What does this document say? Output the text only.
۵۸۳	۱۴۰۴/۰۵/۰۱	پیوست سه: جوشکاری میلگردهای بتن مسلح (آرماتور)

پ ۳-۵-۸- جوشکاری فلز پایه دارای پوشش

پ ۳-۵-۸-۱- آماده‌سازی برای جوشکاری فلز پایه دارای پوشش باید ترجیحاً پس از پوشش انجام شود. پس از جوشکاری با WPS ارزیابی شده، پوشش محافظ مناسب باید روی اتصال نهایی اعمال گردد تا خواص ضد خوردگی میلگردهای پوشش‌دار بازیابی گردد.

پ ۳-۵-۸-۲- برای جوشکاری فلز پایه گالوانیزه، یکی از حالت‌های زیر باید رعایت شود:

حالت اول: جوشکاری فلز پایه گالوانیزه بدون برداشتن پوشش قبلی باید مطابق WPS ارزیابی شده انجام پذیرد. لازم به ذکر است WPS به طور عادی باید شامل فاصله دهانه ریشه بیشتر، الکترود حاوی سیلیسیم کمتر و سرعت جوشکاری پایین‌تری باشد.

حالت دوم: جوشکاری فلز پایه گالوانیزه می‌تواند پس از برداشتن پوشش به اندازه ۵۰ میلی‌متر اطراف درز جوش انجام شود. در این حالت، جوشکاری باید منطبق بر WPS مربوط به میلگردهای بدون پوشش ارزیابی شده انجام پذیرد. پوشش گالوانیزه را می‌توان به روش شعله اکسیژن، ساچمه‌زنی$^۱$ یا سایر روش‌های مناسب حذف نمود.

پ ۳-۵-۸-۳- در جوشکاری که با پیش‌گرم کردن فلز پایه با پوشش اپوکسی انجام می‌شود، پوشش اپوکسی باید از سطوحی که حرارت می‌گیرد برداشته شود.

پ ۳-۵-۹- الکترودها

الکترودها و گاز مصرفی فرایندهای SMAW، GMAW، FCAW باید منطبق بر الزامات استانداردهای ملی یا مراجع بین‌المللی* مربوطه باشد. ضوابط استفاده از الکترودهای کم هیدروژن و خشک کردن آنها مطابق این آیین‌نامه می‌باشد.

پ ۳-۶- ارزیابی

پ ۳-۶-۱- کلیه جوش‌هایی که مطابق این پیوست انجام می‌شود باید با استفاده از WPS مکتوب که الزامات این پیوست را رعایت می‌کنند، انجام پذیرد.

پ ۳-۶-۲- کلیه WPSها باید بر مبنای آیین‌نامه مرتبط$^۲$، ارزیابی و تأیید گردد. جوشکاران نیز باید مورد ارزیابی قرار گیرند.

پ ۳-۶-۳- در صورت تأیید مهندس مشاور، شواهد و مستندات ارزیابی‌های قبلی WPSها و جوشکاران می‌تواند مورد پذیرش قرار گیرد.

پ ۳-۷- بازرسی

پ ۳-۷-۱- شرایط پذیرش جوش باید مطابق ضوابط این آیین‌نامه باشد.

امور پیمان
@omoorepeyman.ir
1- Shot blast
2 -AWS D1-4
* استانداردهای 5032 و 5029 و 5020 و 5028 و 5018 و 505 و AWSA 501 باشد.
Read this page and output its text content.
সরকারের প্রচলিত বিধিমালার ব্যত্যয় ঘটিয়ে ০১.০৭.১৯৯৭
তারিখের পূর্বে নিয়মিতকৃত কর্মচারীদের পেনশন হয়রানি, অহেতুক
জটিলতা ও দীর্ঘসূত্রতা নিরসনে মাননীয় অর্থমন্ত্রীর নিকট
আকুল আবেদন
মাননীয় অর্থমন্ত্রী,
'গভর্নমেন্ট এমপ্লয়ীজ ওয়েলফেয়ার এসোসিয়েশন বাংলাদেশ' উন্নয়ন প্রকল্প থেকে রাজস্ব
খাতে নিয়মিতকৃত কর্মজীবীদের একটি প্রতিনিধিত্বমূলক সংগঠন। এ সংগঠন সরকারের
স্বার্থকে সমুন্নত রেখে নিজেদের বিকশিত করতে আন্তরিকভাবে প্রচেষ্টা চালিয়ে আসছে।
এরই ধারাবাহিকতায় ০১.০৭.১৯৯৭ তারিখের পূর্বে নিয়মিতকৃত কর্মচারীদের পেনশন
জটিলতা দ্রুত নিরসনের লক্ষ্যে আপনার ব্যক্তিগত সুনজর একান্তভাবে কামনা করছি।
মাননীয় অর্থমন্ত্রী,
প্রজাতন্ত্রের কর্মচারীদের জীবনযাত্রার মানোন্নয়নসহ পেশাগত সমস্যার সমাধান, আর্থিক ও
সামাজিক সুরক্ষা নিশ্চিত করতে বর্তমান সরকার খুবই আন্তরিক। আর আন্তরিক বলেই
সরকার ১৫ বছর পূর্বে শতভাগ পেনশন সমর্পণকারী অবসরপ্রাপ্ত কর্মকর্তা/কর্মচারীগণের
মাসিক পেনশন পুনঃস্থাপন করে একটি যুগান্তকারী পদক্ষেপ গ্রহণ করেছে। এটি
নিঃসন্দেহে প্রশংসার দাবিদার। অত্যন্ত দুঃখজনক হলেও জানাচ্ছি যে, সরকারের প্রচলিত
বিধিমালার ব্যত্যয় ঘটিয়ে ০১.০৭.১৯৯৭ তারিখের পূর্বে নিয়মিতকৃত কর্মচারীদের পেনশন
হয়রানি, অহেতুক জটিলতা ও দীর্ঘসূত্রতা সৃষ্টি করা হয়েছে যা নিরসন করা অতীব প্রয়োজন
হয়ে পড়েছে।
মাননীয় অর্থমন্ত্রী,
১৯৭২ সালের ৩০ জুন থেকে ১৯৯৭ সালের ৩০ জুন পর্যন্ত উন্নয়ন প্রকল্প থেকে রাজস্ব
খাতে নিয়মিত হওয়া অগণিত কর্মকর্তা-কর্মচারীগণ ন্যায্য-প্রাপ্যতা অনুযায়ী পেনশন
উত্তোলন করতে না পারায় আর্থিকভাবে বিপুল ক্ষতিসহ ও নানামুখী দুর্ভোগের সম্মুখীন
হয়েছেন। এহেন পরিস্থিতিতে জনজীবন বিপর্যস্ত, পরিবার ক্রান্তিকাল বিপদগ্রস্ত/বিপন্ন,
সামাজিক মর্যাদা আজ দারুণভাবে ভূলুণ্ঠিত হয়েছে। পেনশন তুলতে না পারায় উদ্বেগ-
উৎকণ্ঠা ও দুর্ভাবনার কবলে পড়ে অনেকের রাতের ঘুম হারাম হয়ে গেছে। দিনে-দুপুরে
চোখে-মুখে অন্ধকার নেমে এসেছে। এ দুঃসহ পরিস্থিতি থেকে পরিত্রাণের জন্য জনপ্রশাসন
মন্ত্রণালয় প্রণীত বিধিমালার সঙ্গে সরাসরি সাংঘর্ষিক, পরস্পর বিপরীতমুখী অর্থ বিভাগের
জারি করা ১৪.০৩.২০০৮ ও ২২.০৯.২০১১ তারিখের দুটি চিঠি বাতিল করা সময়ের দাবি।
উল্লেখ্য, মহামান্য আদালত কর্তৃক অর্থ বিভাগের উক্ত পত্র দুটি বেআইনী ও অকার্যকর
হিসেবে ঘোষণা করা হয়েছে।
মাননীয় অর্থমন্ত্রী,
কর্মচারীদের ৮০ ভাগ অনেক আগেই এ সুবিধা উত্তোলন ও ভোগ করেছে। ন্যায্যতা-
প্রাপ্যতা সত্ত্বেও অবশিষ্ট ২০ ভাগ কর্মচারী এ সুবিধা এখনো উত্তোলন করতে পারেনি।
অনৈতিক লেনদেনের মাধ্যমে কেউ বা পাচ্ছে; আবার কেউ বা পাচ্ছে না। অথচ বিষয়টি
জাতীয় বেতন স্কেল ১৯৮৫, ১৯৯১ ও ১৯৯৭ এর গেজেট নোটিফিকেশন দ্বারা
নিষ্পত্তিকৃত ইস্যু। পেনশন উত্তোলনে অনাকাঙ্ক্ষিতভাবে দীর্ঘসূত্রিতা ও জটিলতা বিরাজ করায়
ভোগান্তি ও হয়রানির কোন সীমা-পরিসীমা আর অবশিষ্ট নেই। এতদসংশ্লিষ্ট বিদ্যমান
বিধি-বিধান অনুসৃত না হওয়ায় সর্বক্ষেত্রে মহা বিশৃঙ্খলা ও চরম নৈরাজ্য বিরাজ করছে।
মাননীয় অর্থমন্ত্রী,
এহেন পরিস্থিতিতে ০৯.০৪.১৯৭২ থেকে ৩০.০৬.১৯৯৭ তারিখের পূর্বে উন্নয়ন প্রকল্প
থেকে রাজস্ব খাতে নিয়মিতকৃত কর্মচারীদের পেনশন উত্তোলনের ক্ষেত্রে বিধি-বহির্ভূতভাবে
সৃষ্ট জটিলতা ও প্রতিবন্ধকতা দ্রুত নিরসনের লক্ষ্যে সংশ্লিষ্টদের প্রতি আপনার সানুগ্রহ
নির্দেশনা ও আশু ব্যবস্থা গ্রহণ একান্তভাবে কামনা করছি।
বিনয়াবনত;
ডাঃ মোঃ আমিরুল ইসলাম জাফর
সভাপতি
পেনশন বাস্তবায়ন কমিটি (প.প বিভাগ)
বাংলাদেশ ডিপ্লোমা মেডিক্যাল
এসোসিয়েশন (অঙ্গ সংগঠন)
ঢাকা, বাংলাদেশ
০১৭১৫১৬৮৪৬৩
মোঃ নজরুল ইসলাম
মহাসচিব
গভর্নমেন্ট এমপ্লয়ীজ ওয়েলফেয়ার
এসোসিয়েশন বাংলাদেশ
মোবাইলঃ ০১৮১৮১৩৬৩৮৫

● **SHORT PROBLEM**: The word "پذیرش" may appear on some lines. Report how many lines hold it, giving the number alone.

● **FINISHED TASK**: 2